— PROVIDED DATA —
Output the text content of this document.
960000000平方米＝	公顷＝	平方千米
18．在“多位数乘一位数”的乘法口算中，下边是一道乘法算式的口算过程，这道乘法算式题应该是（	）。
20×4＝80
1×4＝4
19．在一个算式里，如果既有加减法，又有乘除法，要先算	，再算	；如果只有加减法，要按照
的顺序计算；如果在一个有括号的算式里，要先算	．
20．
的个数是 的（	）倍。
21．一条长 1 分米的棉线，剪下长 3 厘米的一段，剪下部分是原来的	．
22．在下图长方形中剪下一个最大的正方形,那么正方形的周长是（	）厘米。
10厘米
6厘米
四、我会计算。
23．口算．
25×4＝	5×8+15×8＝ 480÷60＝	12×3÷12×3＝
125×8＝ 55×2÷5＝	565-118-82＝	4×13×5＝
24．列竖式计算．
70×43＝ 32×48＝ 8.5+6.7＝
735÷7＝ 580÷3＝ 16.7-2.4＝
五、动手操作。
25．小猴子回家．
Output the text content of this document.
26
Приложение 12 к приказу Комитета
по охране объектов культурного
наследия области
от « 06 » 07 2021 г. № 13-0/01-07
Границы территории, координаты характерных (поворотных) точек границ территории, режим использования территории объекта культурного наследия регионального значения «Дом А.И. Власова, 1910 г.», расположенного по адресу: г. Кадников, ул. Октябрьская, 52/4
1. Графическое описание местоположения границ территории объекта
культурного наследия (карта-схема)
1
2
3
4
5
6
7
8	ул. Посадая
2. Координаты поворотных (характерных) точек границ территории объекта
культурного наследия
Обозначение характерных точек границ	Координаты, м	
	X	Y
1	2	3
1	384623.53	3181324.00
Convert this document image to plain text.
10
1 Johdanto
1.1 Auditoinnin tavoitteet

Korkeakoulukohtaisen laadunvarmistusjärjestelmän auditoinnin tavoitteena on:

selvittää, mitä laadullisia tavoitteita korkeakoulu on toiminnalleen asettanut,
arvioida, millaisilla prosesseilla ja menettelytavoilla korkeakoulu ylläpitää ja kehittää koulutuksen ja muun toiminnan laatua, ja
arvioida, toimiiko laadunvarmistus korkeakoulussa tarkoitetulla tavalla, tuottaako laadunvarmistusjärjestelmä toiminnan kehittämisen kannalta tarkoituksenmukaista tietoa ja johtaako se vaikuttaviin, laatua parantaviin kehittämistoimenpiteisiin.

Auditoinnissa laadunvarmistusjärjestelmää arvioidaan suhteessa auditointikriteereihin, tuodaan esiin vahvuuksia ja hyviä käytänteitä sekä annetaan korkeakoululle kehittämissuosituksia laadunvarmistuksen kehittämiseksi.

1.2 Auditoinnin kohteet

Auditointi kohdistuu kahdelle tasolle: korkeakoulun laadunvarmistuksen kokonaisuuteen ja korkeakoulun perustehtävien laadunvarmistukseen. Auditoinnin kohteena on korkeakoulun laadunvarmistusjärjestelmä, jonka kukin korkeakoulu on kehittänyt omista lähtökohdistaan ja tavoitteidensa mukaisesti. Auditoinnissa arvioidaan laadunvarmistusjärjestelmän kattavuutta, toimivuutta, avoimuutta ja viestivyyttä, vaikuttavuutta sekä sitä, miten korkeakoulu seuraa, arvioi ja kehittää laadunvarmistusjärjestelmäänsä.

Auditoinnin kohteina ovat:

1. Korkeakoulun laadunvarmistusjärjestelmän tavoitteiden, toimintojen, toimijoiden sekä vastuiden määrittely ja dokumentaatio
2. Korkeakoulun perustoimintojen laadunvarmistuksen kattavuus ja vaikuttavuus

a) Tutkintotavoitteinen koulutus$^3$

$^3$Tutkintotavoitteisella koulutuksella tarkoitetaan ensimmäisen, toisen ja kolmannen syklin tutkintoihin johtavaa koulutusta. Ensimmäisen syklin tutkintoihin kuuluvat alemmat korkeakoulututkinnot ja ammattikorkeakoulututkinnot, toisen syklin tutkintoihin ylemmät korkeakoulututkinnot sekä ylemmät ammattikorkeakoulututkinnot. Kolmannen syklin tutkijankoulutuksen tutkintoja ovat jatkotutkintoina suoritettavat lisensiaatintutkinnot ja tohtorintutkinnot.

— WRITTEN PROBLEM —
Using the listing above, state the number of lines that hold "территории", with no other text.

— WORKED SOLUTION —
3